● Information supplied:
┏━━

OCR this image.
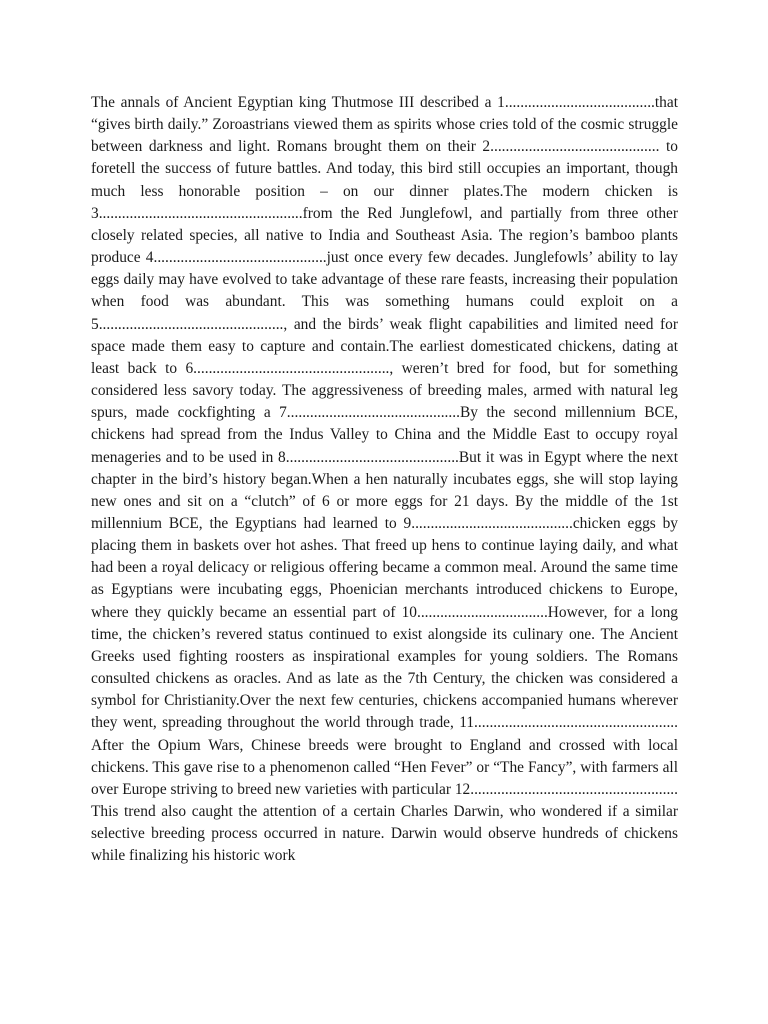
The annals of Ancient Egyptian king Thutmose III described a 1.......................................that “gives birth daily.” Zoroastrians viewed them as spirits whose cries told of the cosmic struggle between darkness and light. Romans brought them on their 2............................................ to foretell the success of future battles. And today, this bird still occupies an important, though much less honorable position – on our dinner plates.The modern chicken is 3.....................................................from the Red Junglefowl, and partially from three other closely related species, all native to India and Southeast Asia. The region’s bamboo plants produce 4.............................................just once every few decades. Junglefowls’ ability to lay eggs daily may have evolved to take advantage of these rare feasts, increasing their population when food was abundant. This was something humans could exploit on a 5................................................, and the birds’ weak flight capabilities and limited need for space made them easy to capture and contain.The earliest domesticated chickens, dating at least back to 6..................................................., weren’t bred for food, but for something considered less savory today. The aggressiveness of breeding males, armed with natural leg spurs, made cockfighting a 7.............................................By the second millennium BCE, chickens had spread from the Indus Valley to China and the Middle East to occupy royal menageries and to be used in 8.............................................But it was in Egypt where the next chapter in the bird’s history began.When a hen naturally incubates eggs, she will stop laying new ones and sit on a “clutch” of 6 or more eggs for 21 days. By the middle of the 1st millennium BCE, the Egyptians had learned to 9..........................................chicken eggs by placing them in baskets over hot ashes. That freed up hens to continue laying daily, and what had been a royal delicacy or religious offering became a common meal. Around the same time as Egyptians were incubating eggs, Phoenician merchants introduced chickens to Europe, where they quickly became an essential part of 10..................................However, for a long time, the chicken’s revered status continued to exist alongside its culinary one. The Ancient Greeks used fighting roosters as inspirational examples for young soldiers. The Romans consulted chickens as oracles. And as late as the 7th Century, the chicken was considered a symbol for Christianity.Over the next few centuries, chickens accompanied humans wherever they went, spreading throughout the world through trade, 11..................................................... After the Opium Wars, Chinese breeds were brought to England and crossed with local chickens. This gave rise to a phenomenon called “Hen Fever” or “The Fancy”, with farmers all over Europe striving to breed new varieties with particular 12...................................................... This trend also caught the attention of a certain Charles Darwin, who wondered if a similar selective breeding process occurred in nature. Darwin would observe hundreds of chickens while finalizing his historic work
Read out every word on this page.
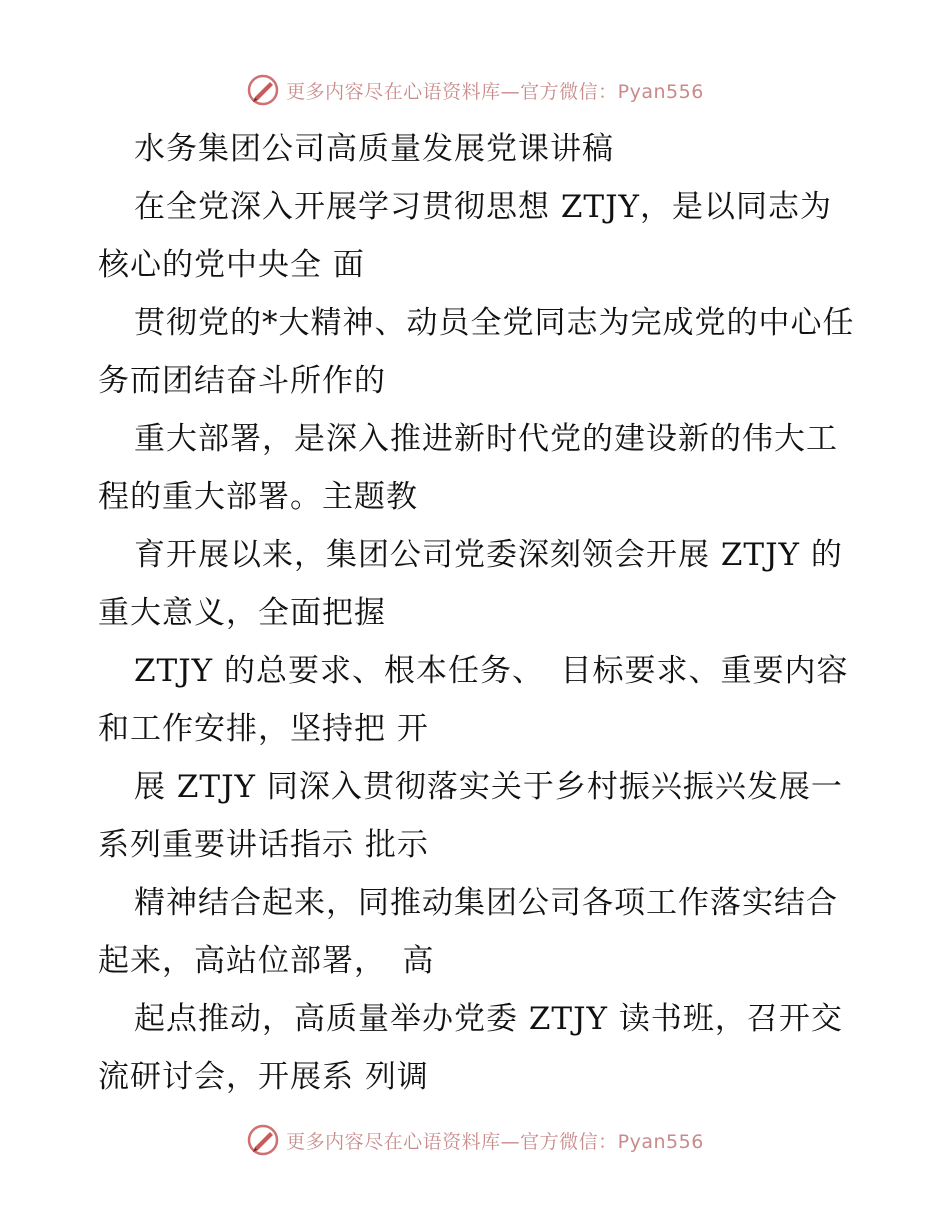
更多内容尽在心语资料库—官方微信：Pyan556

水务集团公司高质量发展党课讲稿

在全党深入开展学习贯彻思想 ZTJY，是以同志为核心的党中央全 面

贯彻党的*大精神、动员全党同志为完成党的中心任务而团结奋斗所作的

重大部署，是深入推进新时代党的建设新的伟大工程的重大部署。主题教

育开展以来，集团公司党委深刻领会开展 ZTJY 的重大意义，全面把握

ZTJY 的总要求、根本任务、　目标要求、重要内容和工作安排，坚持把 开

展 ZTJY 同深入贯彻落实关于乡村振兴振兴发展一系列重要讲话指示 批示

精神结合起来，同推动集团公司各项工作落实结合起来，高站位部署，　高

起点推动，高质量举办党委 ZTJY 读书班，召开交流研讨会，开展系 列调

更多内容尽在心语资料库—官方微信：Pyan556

┗━━

● Problem requirements:
Without the pictures, repeat exactly the lines running from the line containing "Read out every word on this page." through the end of the data, both ends included.

● Correct response:
Read out every word on this page.
更多内容尽在心语资料库—官方微信：Pyan556

水务集团公司高质量发展党课讲稿

在全党深入开展学习贯彻思想 ZTJY，是以同志为核心的党中央全 面

贯彻党的*大精神、动员全党同志为完成党的中心任务而团结奋斗所作的

重大部署，是深入推进新时代党的建设新的伟大工程的重大部署。主题教

育开展以来，集团公司党委深刻领会开展 ZTJY 的重大意义，全面把握

ZTJY 的总要求、根本任务、　目标要求、重要内容和工作安排，坚持把 开

展 ZTJY 同深入贯彻落实关于乡村振兴振兴发展一系列重要讲话指示 批示

精神结合起来，同推动集团公司各项工作落实结合起来，高站位部署，　高

起点推动，高质量举办党委 ZTJY 读书班，召开交流研讨会，开展系 列调

更多内容尽在心语资料库—官方微信：Pyan556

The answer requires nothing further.